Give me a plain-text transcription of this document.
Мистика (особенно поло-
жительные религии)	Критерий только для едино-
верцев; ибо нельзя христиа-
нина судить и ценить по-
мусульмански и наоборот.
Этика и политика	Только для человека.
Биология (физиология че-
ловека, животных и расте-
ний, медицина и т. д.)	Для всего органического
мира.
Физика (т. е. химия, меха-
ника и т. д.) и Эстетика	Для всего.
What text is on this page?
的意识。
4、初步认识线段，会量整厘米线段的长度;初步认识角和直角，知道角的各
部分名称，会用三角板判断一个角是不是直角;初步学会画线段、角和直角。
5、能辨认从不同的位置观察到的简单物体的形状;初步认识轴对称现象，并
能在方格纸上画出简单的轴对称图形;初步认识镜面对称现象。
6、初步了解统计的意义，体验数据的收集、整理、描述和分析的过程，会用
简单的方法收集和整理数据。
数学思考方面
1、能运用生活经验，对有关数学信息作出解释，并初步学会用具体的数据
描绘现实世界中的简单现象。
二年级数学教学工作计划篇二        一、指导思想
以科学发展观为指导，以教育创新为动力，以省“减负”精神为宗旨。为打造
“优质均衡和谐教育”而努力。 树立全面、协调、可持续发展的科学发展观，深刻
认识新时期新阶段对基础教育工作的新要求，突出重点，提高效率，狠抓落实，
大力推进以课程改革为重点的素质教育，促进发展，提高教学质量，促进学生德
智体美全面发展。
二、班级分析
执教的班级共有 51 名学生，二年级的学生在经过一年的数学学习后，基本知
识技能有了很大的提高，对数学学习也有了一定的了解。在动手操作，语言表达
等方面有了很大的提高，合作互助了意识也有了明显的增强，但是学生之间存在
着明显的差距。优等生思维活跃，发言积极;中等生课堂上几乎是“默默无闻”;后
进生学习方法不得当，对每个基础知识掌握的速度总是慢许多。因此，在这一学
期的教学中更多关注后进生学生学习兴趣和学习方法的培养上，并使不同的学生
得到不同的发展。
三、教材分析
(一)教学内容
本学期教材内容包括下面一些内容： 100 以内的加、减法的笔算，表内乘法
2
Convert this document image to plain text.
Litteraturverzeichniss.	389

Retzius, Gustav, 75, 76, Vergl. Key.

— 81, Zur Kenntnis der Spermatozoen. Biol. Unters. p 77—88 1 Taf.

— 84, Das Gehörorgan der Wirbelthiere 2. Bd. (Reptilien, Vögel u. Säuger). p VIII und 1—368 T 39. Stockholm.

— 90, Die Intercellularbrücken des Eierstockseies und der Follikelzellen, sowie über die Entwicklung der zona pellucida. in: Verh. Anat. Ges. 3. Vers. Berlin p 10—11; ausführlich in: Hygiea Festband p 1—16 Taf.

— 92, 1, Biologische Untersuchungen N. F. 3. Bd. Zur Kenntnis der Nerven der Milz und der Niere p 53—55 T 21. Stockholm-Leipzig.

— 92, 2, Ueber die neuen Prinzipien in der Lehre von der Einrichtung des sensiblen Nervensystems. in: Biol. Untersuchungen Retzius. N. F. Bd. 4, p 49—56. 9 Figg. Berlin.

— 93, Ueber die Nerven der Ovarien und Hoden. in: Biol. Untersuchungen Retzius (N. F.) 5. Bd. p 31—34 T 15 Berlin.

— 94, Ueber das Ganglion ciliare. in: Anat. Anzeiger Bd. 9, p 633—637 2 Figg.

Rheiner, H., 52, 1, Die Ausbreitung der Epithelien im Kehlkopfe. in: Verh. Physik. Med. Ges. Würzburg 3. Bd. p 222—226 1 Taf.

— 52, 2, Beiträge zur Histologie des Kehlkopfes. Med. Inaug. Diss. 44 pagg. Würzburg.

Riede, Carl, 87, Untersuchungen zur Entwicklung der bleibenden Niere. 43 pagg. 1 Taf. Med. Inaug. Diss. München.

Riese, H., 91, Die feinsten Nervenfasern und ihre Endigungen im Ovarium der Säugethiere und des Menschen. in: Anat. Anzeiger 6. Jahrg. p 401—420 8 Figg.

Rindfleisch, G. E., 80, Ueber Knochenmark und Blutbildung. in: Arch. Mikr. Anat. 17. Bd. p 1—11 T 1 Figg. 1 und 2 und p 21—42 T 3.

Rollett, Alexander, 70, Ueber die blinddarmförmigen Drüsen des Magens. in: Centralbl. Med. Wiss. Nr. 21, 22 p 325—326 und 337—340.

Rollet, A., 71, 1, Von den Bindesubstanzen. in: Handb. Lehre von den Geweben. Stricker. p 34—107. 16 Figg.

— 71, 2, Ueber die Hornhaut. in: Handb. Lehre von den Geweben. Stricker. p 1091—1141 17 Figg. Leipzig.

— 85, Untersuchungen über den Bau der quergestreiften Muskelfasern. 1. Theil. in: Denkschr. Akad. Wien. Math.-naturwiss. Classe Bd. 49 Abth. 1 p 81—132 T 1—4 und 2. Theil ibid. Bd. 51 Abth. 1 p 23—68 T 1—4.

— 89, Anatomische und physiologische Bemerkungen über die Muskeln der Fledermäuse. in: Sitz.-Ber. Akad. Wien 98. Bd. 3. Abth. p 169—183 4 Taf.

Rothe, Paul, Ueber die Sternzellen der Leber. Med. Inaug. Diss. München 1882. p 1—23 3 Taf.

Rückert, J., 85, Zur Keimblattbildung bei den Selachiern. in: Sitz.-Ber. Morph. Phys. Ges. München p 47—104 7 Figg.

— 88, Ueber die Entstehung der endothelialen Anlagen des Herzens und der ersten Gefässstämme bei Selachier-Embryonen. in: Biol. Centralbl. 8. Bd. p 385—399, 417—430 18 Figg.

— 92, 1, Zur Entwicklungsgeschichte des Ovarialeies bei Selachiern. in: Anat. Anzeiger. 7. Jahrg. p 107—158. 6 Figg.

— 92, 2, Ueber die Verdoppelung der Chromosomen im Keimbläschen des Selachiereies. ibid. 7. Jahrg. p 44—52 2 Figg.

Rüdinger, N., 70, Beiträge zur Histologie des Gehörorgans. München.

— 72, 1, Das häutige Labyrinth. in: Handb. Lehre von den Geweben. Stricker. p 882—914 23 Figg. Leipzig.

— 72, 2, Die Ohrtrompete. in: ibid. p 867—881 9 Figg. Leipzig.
--------------------------------
Task>
What count of lines in the listing contain the word "Leipzig"? Reply with the number only.

Full output>
4